Records from a data collection

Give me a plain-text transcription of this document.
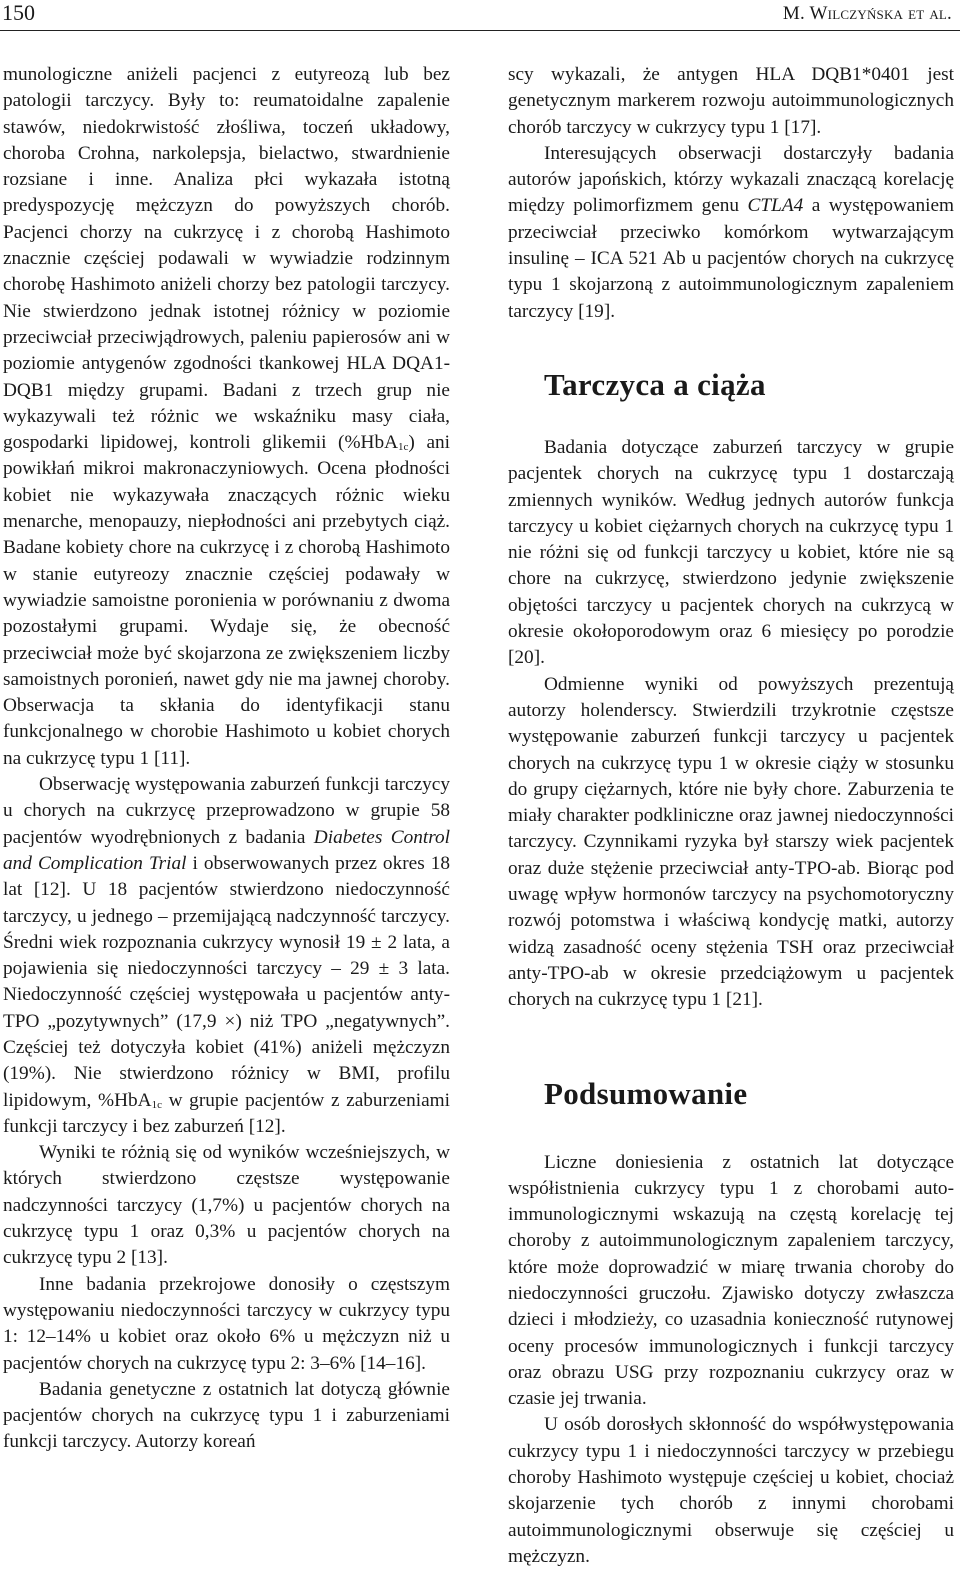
150	M. Wilczyńska et al.

munologiczne aniżeli pacjenci z eutyreozą lub bez patologii tarczycy. Były to: reumatoidalne zapalenie stawów, niedokrwistość złośliwa, toczeń układowy, choroba Crohna, narkolepsja, bielactwo, stwardnienie rozsiane i inne. Analiza płci wykazała istotną predyspozycję mężczyzn do powyższych chorób. Pacjenci chorzy na cukrzycę i z chorobą Hashimoto znacznie częściej podawali w wywiadzie rodzinnym chorobę Hashimoto aniżeli chorzy bez patologii tarczycy. Nie stwierdzono jednak istotnej różnicy w poziomie przeciwciał przeciwjądrowych, paleniu papierosów ani w poziomie antygenów zgodności tkankowej HLA DQA1-DQB1 między grupami. Badani z trzech grup nie wykazywali też różnic we wskaźniku masy ciała, gospodarki lipidowej, kontroli glikemii (%HbA$_{1c}$) ani powikłań mikroi makronaczyniowych. Ocena płodności kobiet nie wykazywała znaczących różnic wieku menarche, menopauzy, niepłodności ani przebytych ciąż. Badane kobiety chore na cukrzycę i z chorobą Hashimoto w stanie eutyreozy znacznie częściej podawały w wywiadzie samoistne poronienia w porównaniu z dwoma pozostałymi grupami. Wydaje się, że obecność przeciwciał może być skojarzona ze zwiększeniem liczby samoistnych poronień, nawet gdy nie ma jawnej choroby. Obserwacja ta skłania do identyfikacji stanu funkcjonalnego w chorobie Hashimoto u kobiet chorych na cukrzycę typu 1 [11].

Obserwację występowania zaburzeń funkcji tarczycy u chorych na cukrzycę przeprowadzono w grupie 58 pacjentów wyodrębnionych z badania Diabetes Control and Complication Trial i obserwowanych przez okres 18 lat [12]. U 18 pacjentów stwierdzono niedoczynność tarczycy, u jednego – przemijającą nadczynność tarczycy. Średni wiek rozpoznania cukrzycy wynosił 19 ± 2 lata, a pojawienia się niedoczynności tarczycy – 29 ± 3 lata. Niedoczynność częściej występowała u pacjentów anty-TPO „pozytywnych” (17,9 ×) niż TPO „negatywnych”. Częściej też dotyczyła kobiet (41%) aniżeli mężczyzn (19%). Nie stwierdzono różnicy w BMI, profilu lipidowym, %HbA$_{1c}$ w grupie pacjentów z zaburzeniami funkcji tarczycy i bez zaburzeń [12].

Wyniki te różnią się od wyników wcześniejszych, w których stwierdzono częstsze występowanie nadczynności tarczycy (1,7%) u pacjentów chorych na cukrzycę typu 1 oraz 0,3% u pacjentów chorych na cukrzycę typu 2 [13].

Inne badania przekrojowe donosiły o częstszym występowaniu niedoczynności tarczycy w cukrzycy typu 1: 12–14% u kobiet oraz około 6% u mężczyzn niż u pacjentów chorych na cukrzycę typu 2: 3–6% [14–16].

Badania genetyczne z ostatnich lat dotyczą głównie pacjentów chorych na cukrzycę typu 1 i zaburzeniami funkcji tarczycy. Autorzy koreań

scy wykazali, że antygen HLA DQB1*0401 jest genetycznym markerem rozwoju autoimmunologicznych chorób tarczycy w cukrzycy typu 1 [17].

Interesujących obserwacji dostarczyły badania autorów japońskich, którzy wykazali znaczącą korelację między polimorfizmem genu CTLA4 a występowaniem przeciwciał przeciwko komórkom wytwarzającym insulinę – ICA 521 Ab u pacjentów chorych na cukrzycę typu 1 skojarzoną z autoimmunologicznym zapaleniem tarczycy [19].

Tarczyca a ciąża

Badania dotyczące zaburzeń tarczycy w grupie pacjentek chorych na cukrzycę typu 1 dostarczają zmiennych wyników. Według jednych autorów funkcja tarczycy u kobiet ciężarnych chorych na cukrzycę typu 1 nie różni się od funkcji tarczycy u kobiet, które nie są chore na cukrzycę, stwierdzono jedynie zwiększenie objętości tarczycy u pacjentek chorych na cukrzycą w okresie okołoporodowym oraz 6 miesięcy po porodzie [20].

Odmienne wyniki od powyższych prezentują autorzy holenderscy. Stwierdzili trzykrotnie częstsze występowanie zaburzeń funkcji tarczycy u pacjentek chorych na cukrzycę typu 1 w okresie ciąży w stosunku do grupy ciężarnych, które nie były chore. Zaburzenia te miały charakter podkliniczne oraz jawnej niedoczynności tarczycy. Czynnikami ryzyka był starszy wiek pacjentek oraz duże stężenie przeciwciał anty-TPO-ab. Biorąc pod uwagę wpływ hormonów tarczycy na psychomotoryczny rozwój potomstwa i właściwą kondycję matki, autorzy widzą zasadność oceny stężenia TSH oraz przeciwciał anty-TPO-ab w okresie przedciążowym u pacjentek chorych na cukrzycę typu 1 [21].

Podsumowanie

Liczne doniesienia z ostatnich lat dotyczące współistnienia cukrzycy typu 1 z chorobami autoimmunologicznymi wskazują na częstą korelację tej choroby z autoimmunologicznym zapaleniem tarczycy, które może doprowadzić w miarę trwania choroby do niedoczynności gruczołu. Zjawisko dotyczy zwłaszcza dzieci i młodzieży, co uzasadnia konieczność rutynowej oceny procesów immunologicznych i funkcji tarczycy oraz obrazu USG przy rozpoznaniu cukrzycy oraz w czasie jej trwania.

U osób dorosłych skłonność do współwystępowania cukrzycy typu 1 i niedoczynności tarczycy w przebiegu choroby Hashimoto występuje częściej u kobiet, chociaż skojarzenie tych chorób z innymi chorobami autoimmunologicznymi obserwuje się częściej u mężczyzn.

REQUEST: Using the records above, output their complete text exactly, minus any images.

COMPLETE OUTPUT:
Give me a plain-text transcription of this document.
150	M. Wilczyńska et al.

munologiczne aniżeli pacjenci z eutyreozą lub bez patologii tarczycy. Były to: reumatoidalne zapalenie stawów, niedokrwistość złośliwa, toczeń układowy, choroba Crohna, narkolepsja, bielactwo, stwardnienie rozsiane i inne. Analiza płci wykazała istotną predyspozycję mężczyzn do powyższych chorób. Pacjenci chorzy na cukrzycę i z chorobą Hashimoto znacznie częściej podawali w wywiadzie rodzinnym chorobę Hashimoto aniżeli chorzy bez patologii tarczycy. Nie stwierdzono jednak istotnej różnicy w poziomie przeciwciał przeciwjądrowych, paleniu papierosów ani w poziomie antygenów zgodności tkankowej HLA DQA1-DQB1 między grupami. Badani z trzech grup nie wykazywali też różnic we wskaźniku masy ciała, gospodarki lipidowej, kontroli glikemii (%HbA$_{1c}$) ani powikłań mikroi makronaczyniowych. Ocena płodności kobiet nie wykazywała znaczących różnic wieku menarche, menopauzy, niepłodności ani przebytych ciąż. Badane kobiety chore na cukrzycę i z chorobą Hashimoto w stanie eutyreozy znacznie częściej podawały w wywiadzie samoistne poronienia w porównaniu z dwoma pozostałymi grupami. Wydaje się, że obecność przeciwciał może być skojarzona ze zwiększeniem liczby samoistnych poronień, nawet gdy nie ma jawnej choroby. Obserwacja ta skłania do identyfikacji stanu funkcjonalnego w chorobie Hashimoto u kobiet chorych na cukrzycę typu 1 [11].

Obserwację występowania zaburzeń funkcji tarczycy u chorych na cukrzycę przeprowadzono w grupie 58 pacjentów wyodrębnionych z badania Diabetes Control and Complication Trial i obserwowanych przez okres 18 lat [12]. U 18 pacjentów stwierdzono niedoczynność tarczycy, u jednego – przemijającą nadczynność tarczycy. Średni wiek rozpoznania cukrzycy wynosił 19 ± 2 lata, a pojawienia się niedoczynności tarczycy – 29 ± 3 lata. Niedoczynność częściej występowała u pacjentów anty-TPO „pozytywnych” (17,9 ×) niż TPO „negatywnych”. Częściej też dotyczyła kobiet (41%) aniżeli mężczyzn (19%). Nie stwierdzono różnicy w BMI, profilu lipidowym, %HbA$_{1c}$ w grupie pacjentów z zaburzeniami funkcji tarczycy i bez zaburzeń [12].

Wyniki te różnią się od wyników wcześniejszych, w których stwierdzono częstsze występowanie nadczynności tarczycy (1,7%) u pacjentów chorych na cukrzycę typu 1 oraz 0,3% u pacjentów chorych na cukrzycę typu 2 [13].

Inne badania przekrojowe donosiły o częstszym występowaniu niedoczynności tarczycy w cukrzycy typu 1: 12–14% u kobiet oraz około 6% u mężczyzn niż u pacjentów chorych na cukrzycę typu 2: 3–6% [14–16].

Badania genetyczne z ostatnich lat dotyczą głównie pacjentów chorych na cukrzycę typu 1 i zaburzeniami funkcji tarczycy. Autorzy koreań

scy wykazali, że antygen HLA DQB1*0401 jest genetycznym markerem rozwoju autoimmunologicznych chorób tarczycy w cukrzycy typu 1 [17].

Interesujących obserwacji dostarczyły badania autorów japońskich, którzy wykazali znaczącą korelację między polimorfizmem genu CTLA4 a występowaniem przeciwciał przeciwko komórkom wytwarzającym insulinę – ICA 521 Ab u pacjentów chorych na cukrzycę typu 1 skojarzoną z autoimmunologicznym zapaleniem tarczycy [19].

Tarczyca a ciąża

Badania dotyczące zaburzeń tarczycy w grupie pacjentek chorych na cukrzycę typu 1 dostarczają zmiennych wyników. Według jednych autorów funkcja tarczycy u kobiet ciężarnych chorych na cukrzycę typu 1 nie różni się od funkcji tarczycy u kobiet, które nie są chore na cukrzycę, stwierdzono jedynie zwiększenie objętości tarczycy u pacjentek chorych na cukrzycą w okresie okołoporodowym oraz 6 miesięcy po porodzie [20].

Odmienne wyniki od powyższych prezentują autorzy holenderscy. Stwierdzili trzykrotnie częstsze występowanie zaburzeń funkcji tarczycy u pacjentek chorych na cukrzycę typu 1 w okresie ciąży w stosunku do grupy ciężarnych, które nie były chore. Zaburzenia te miały charakter podkliniczne oraz jawnej niedoczynności tarczycy. Czynnikami ryzyka był starszy wiek pacjentek oraz duże stężenie przeciwciał anty-TPO-ab. Biorąc pod uwagę wpływ hormonów tarczycy na psychomotoryczny rozwój potomstwa i właściwą kondycję matki, autorzy widzą zasadność oceny stężenia TSH oraz przeciwciał anty-TPO-ab w okresie przedciążowym u pacjentek chorych na cukrzycę typu 1 [21].

Podsumowanie

Liczne doniesienia z ostatnich lat dotyczące współistnienia cukrzycy typu 1 z chorobami autoimmunologicznymi wskazują na częstą korelację tej choroby z autoimmunologicznym zapaleniem tarczycy, które może doprowadzić w miarę trwania choroby do niedoczynności gruczołu. Zjawisko dotyczy zwłaszcza dzieci i młodzieży, co uzasadnia konieczność rutynowej oceny procesów immunologicznych i funkcji tarczycy oraz obrazu USG przy rozpoznaniu cukrzycy oraz w czasie jej trwania.

U osób dorosłych skłonność do współwystępowania cukrzycy typu 1 i niedoczynności tarczycy w przebiegu choroby Hashimoto występuje częściej u kobiet, chociaż skojarzenie tych chorób z innymi chorobami autoimmunologicznymi obserwuje się częściej u mężczyzn.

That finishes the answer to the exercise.